Esercizi da svolgere -
**1)** Rispondi a queste domande sul brano relativo alle opere di design:
(a) In che anno è datato il sistema Algues?
(b) Da quanti cerchi di velluto è composto Grappe, e in quante tonalità di verde?
(c) Con quale materiale è realizzata Cabana?
**2)** Trascrivi le righe dei record come elenco JSON di stringhe, una stringa per riga e senza righe vuote. Parti dalla prima riga dei record e fermati dopo la riga che contiene "detection-milc-map: [356, 314, 562, 520]", includendo entrambe le estremità.

Testo citato -
La stessa delicatezza si ritrova in particolare sulle vetrate del soggiorno che dialogano con il sistema Algues (2004), opera dei fratelli Ronan ed Erwan Bouroullec, impegnati sin dall’inizio della propria carriera a riscattare l’essenza artificiale del progetto grazie ad una sua tessitura anomala, vicinissima al linguaggio della natura, proprio come in questo caso e nell’altra opera esposta Grappe (2001), un set di 12 cerchi di velluto in tre diverse tonalità di verde che propongono un utilizzo del tappeto a grappolo che può naturalmente crescere ed essere disposto sul pavimento a proprio piacimento, ricalcando la casualità del mondo cellulare.
Forme e materiali di diverse culture
Più avanti Cabana (2010-2014) di Fernando e Humberto Campana – una vera capanna, realizzata con lunghissimi fili di rafia in viscosa annodati a mano – sa di nostalgia, di ripari fai da te che ci riportano al tempo dei tempi, alle origini: il salto di civiltà resta certamente un viaggio appassionante nella nostra natura interiore soprattutto nel momento in cui si scopre l’interno dell’abitacolo: cinque ripiani circolari di dimensioni decrescenti che ne imprimono il carattere contemporaneo di neo-utilità.

Materiale dell'esercizio -
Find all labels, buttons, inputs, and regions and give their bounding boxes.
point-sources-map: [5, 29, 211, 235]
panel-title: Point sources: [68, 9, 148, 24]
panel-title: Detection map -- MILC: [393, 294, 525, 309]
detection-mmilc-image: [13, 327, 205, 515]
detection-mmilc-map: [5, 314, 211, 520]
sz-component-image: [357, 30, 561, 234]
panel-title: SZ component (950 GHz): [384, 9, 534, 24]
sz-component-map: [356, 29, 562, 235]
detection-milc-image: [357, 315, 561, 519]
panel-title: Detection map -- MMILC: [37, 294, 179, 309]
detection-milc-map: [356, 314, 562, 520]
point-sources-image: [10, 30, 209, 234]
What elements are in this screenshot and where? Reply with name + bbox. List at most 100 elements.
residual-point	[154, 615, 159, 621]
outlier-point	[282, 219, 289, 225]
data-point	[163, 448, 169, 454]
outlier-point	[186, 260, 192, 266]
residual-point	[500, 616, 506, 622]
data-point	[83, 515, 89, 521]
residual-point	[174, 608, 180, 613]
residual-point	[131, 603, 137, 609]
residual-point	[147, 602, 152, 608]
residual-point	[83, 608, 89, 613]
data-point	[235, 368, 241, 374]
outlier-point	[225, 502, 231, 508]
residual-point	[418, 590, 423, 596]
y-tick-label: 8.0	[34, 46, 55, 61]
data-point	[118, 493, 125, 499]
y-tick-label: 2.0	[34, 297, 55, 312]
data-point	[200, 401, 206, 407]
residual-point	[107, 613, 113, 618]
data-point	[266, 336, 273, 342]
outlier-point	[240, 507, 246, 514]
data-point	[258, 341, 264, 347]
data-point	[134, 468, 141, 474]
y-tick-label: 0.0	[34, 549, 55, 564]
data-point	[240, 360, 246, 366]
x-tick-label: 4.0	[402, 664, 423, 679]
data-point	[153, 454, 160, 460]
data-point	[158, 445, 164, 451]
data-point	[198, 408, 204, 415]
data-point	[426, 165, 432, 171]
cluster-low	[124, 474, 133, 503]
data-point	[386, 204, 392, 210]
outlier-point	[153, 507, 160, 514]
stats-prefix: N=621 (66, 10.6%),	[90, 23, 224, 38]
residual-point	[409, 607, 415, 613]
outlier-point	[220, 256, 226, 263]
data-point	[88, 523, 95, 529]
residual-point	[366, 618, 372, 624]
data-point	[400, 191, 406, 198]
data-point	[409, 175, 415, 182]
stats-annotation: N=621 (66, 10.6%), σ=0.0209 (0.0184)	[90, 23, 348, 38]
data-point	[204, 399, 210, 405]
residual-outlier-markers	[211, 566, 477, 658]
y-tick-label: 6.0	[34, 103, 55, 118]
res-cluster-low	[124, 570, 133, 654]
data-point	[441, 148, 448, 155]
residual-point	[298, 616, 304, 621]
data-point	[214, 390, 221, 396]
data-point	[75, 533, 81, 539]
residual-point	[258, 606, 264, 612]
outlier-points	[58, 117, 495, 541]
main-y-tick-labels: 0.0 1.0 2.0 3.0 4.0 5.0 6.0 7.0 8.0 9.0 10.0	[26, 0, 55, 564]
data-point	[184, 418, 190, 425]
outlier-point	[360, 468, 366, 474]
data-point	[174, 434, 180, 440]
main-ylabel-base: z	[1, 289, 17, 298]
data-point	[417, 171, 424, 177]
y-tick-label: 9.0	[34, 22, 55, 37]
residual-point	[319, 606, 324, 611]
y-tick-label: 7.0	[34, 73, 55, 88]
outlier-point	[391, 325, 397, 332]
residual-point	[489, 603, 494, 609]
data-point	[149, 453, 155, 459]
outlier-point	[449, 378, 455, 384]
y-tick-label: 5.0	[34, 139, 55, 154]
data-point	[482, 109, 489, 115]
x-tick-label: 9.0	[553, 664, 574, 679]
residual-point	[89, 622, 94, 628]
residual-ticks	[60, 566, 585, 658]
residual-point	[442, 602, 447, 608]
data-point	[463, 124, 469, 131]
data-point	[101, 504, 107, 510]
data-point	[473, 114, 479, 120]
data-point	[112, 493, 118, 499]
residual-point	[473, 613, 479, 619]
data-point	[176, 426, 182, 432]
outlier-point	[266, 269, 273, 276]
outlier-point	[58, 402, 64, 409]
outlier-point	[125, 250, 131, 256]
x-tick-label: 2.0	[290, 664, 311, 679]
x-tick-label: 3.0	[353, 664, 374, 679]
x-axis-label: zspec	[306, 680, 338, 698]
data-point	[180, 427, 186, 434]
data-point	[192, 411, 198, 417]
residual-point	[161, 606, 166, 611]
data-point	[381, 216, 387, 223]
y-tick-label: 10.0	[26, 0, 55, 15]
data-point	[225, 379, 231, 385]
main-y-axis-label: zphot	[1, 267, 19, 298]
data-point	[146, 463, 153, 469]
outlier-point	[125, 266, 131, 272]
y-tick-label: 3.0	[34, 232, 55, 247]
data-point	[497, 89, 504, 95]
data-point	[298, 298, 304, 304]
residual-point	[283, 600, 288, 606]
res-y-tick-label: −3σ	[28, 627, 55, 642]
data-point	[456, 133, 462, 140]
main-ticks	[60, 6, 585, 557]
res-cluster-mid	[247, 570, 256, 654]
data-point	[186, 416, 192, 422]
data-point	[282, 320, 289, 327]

Risposte -
**1)**
(a) Nel 2004.
(b) Da 12 cerchi di velluto, in tre diverse tonalità di verde.
(c) Con lunghissimi fili di rafia in viscosa annodati a mano.

**2)**
[
  "Find all labels, buttons, inputs, and regions and give their bounding boxes.",
  "point-sources-map: [5, 29, 211, 235]",
  "panel-title: Point sources: [68, 9, 148, 24]",
  "panel-title: Detection map -- MILC: [393, 294, 525, 309]",
  "detection-mmilc-image: [13, 327, 205, 515]",
  "detection-mmilc-map: [5, 314, 211, 520]",
  "sz-component-image: [357, 30, 561, 234]",
  "panel-title: SZ component (950 GHz): [384, 9, 534, 24]",
  "sz-component-map: [356, 29, 562, 235]",
  "detection-milc-image: [357, 315, 561, 519]",
  "panel-title: Detection map -- MMILC: [37, 294, 179, 309]",
  "detection-milc-map: [356, 314, 562, 520]"
]